• [SOURCE EXTRACT]
(begin)

Studio album by Cristy Lane
- Released: February 1981
- Recorded: September – December 1980
- Studios: LSI Studios; Island Recorders;
- Genres: Country; Christian; country pop;
- Labels: Liberty; LS;
- Producers: Jerry Gillespie; Don Grierson; Lee Stoller;

Cristy Lane chronology
| Ask Me to Dance (1980) | I Have a Dream (1981) | Fragile – Handle with Care (1981) |

Singles from I Have a Dream
- "I Have a Dream" Released: December 1980; "Love to Love You" Released: March 1981;

= I Have a Dream (Cristy Lane album) =

I Have a Dream is a studio album by American Christian and country singer Cristy Lane. It was released in February 1981 via Liberty and LS Records and contained ten tracks. It was the sixth studio effort of Lane's recording career and the first to be issued with the Liberty Records. The project's title track became a top 20 hit on the American country chart in 1981 and the album also reached charting positions itself.

(end)

• [SHORT PROBLEM A]
Answer these from the album article:
(i) Which studios are listed for the recording?
(ii) When was the single "Love to Love You" released?
(iii) Which studio effort of Lane's recording career was this album?
• [SHORT PROBLEM B] Reproduce the part of the album article that begins at the words "I Have a Dream is" and stops after "charting positions itself.".

• [PROVIDED DATA]
(begin)

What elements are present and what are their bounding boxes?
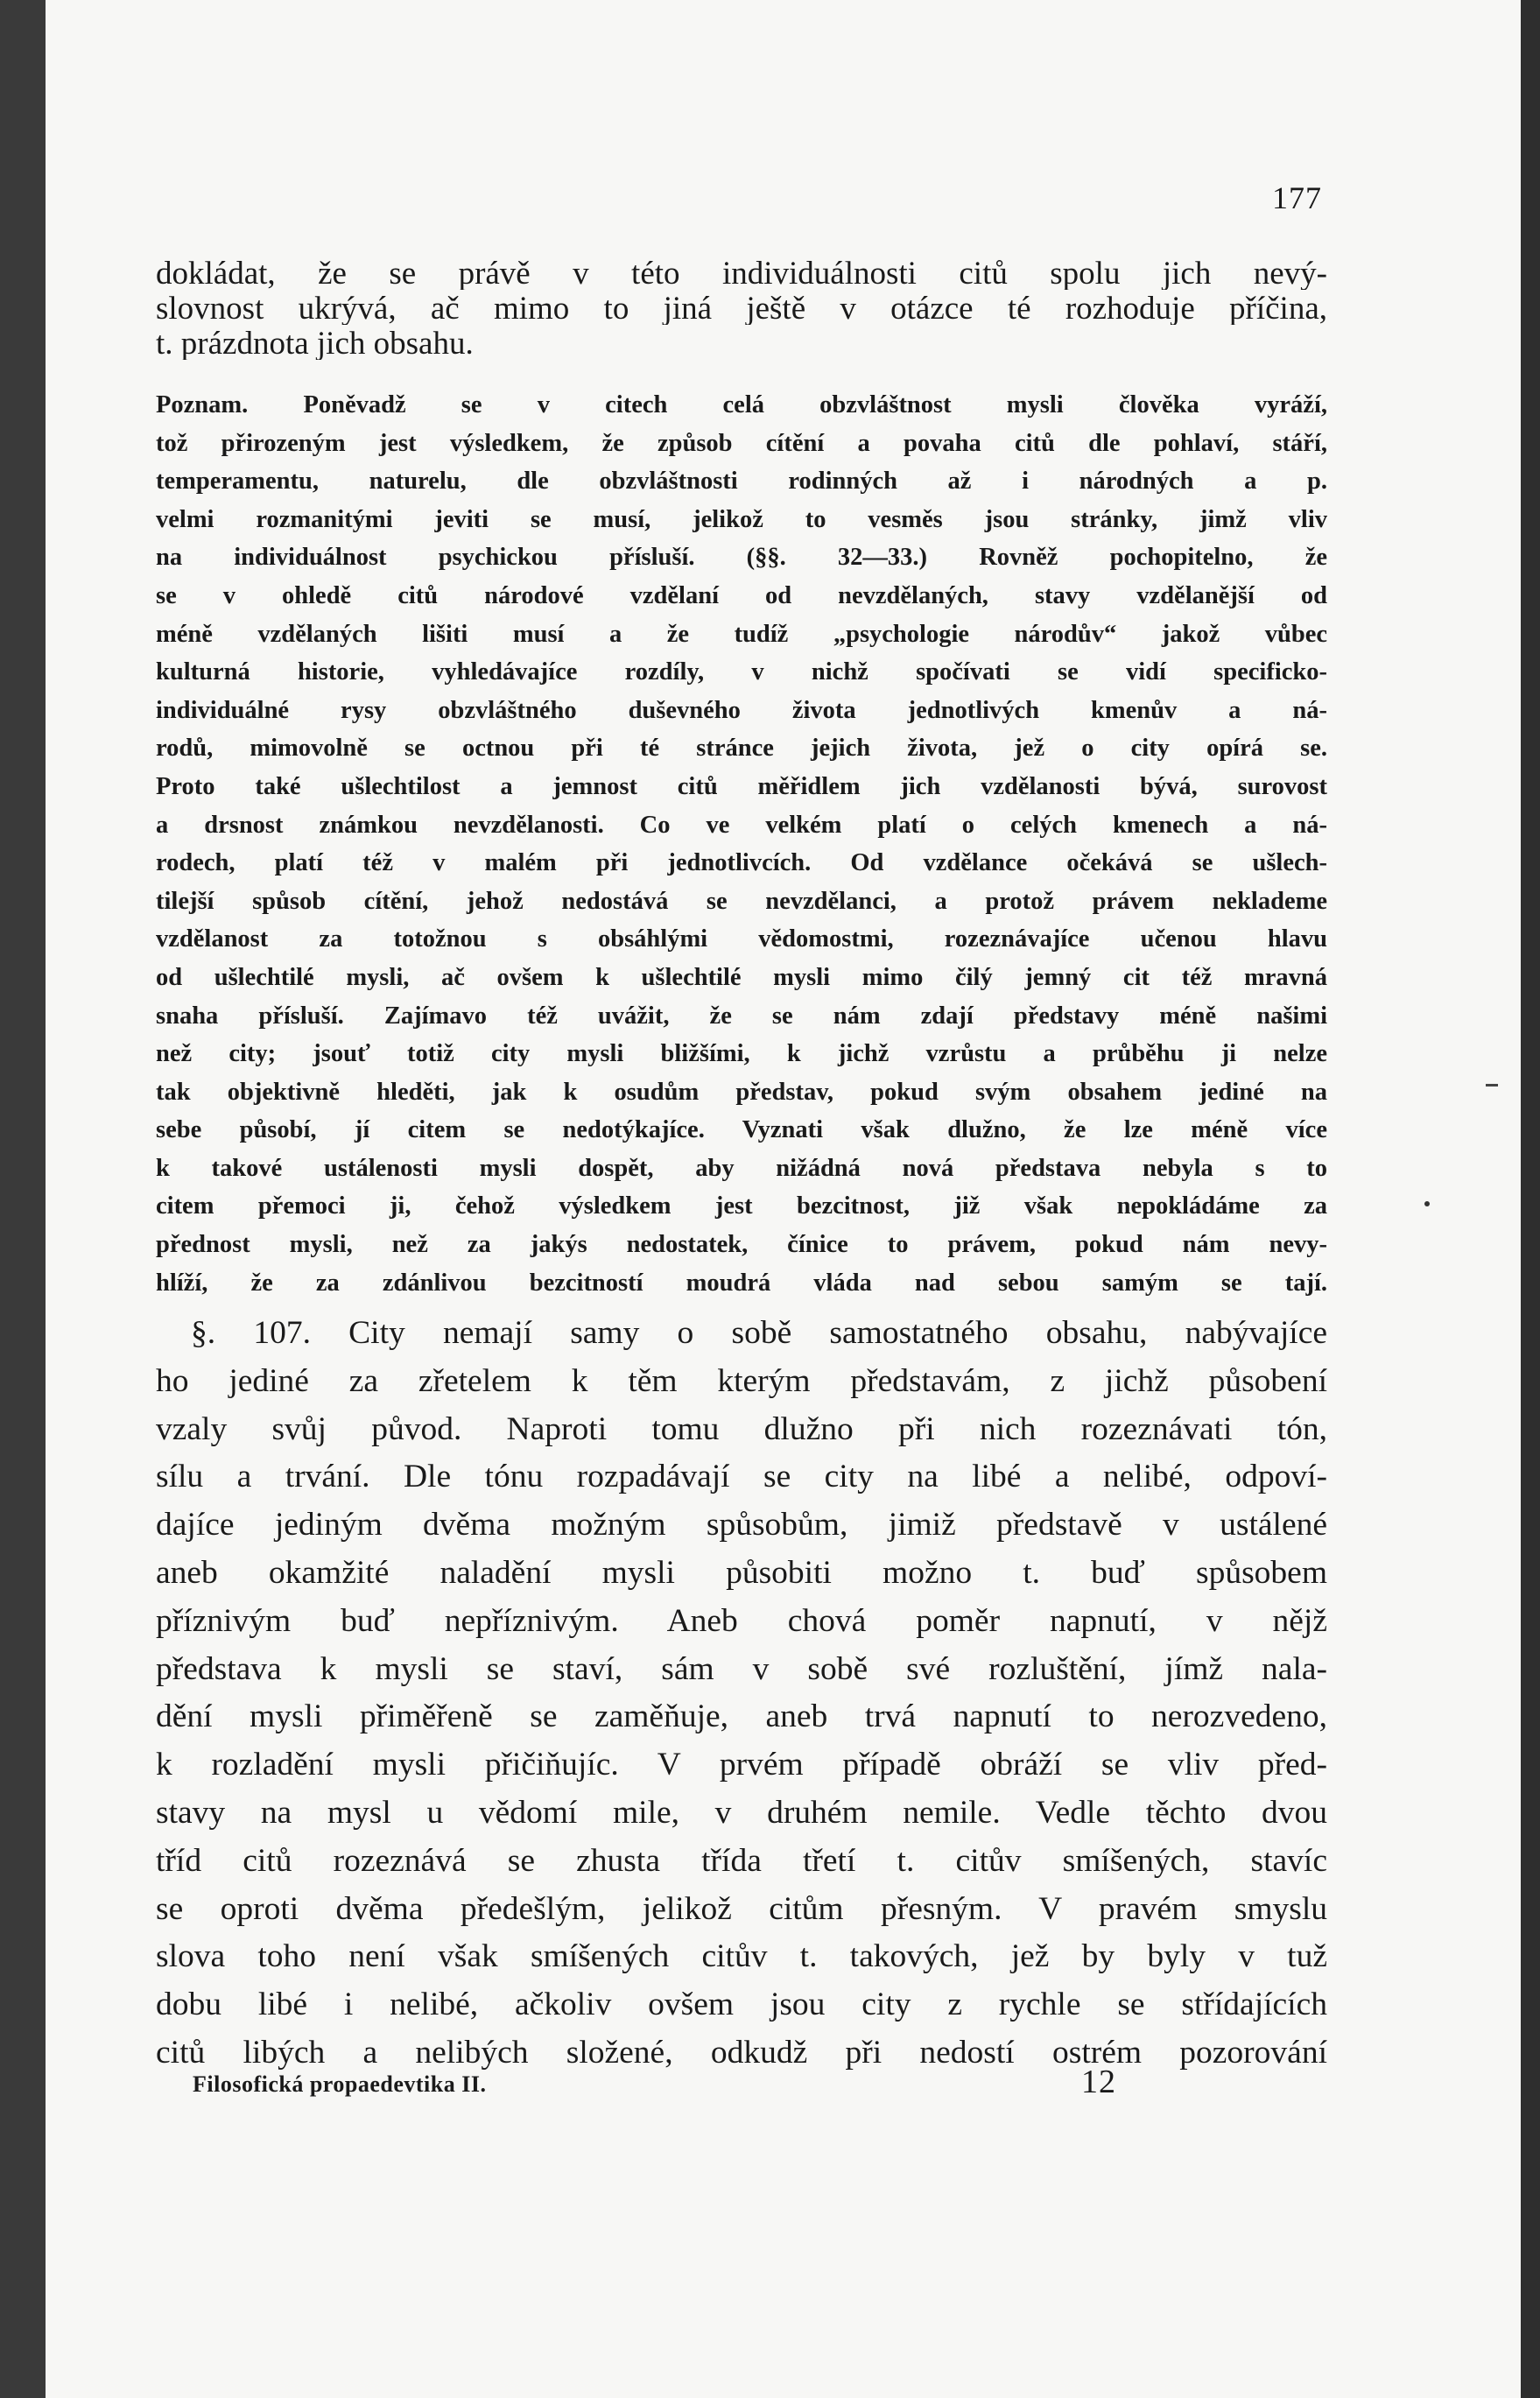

(end)

• [TASK RESULT A]
(i) LSI Studios and Island Recorders
(ii) March 1981
(iii) The sixth

• [TASK RESULT B]
I Have a Dream is a studio album by American Christian and country singer Cristy Lane. It was released in February 1981 via Liberty and LS Records and contained ten tracks. It was the sixth studio effort of Lane's recording career and the first to be issued with the Liberty Records. The project's title track became a top 20 hit on the American country chart in 1981 and the album also reached charting positions itself.